Problem details
Find each line holding the word "벨라비손" and give the number of such lines, nothing else.

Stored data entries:
========================================================================

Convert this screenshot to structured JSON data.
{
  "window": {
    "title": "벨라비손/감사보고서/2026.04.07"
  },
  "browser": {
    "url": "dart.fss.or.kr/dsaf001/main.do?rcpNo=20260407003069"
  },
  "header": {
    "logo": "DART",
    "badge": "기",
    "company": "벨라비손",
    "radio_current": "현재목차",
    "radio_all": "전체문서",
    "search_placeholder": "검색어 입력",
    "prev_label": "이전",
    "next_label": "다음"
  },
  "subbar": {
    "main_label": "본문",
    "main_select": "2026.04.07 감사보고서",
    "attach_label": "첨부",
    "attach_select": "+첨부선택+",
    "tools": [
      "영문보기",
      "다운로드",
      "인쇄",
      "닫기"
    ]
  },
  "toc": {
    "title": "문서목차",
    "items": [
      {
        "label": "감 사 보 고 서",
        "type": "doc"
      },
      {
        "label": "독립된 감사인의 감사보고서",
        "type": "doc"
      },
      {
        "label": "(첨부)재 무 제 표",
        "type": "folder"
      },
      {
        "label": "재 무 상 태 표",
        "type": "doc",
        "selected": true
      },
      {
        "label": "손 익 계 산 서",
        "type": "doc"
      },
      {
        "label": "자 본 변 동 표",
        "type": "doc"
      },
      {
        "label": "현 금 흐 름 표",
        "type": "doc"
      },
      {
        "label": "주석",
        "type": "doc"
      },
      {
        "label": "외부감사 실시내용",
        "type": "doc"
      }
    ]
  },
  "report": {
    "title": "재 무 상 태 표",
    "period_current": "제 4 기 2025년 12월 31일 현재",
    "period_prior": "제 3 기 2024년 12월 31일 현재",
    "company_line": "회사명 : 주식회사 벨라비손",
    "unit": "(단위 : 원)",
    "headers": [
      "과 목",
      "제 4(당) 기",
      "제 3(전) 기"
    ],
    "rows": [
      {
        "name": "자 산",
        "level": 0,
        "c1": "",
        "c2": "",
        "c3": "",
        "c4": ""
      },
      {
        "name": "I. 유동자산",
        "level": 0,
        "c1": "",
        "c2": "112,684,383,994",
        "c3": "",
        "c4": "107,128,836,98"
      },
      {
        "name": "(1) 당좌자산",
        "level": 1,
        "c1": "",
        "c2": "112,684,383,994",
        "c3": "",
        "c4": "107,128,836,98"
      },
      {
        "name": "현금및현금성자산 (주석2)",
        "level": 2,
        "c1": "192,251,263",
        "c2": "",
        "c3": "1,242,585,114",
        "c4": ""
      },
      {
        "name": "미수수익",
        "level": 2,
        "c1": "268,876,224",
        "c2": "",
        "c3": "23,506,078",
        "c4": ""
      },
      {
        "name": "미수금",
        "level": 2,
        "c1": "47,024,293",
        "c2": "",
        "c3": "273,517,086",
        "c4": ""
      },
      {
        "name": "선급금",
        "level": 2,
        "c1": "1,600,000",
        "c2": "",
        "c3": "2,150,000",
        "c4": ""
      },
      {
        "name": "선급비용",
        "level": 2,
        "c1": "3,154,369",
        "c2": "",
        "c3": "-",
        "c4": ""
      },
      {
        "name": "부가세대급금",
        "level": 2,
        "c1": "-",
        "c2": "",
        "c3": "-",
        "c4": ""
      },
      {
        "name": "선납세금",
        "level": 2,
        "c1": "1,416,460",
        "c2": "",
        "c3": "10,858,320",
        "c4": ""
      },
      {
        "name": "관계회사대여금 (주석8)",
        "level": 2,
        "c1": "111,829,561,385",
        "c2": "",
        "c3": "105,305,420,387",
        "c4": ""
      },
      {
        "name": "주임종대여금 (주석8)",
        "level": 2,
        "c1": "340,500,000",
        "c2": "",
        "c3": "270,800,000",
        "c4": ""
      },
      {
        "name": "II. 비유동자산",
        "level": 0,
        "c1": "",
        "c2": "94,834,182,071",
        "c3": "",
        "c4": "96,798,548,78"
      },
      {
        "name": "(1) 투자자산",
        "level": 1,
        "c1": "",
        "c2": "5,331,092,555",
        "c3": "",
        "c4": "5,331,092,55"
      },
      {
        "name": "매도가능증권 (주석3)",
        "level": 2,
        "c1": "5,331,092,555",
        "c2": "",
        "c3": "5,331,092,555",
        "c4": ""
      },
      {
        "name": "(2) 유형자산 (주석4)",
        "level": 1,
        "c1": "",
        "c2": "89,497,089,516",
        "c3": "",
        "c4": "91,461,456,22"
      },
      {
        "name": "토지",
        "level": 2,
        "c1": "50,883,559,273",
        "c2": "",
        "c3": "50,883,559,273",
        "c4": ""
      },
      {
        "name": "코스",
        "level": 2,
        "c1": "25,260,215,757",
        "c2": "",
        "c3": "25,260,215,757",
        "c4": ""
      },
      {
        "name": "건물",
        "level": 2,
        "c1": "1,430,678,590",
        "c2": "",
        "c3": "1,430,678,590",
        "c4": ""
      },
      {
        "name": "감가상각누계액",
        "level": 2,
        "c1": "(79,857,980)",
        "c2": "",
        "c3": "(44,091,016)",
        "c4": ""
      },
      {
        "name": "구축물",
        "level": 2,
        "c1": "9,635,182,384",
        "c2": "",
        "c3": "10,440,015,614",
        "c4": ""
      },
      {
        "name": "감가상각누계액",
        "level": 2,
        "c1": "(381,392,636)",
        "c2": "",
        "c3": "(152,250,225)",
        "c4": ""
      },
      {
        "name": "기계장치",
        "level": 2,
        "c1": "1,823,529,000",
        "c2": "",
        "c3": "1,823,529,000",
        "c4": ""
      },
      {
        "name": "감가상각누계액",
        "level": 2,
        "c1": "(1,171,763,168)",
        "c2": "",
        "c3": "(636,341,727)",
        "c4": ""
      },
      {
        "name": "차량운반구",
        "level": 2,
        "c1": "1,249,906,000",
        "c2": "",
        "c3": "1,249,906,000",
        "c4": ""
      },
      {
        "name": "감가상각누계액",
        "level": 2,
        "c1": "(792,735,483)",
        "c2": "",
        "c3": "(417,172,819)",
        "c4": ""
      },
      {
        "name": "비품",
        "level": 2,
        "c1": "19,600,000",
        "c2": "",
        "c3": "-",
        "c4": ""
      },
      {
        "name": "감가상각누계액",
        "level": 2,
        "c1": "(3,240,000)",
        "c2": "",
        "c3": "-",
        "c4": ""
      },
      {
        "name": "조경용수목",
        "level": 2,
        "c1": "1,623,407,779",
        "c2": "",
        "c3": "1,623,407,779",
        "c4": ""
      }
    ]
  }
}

========================================================================

Right answer
3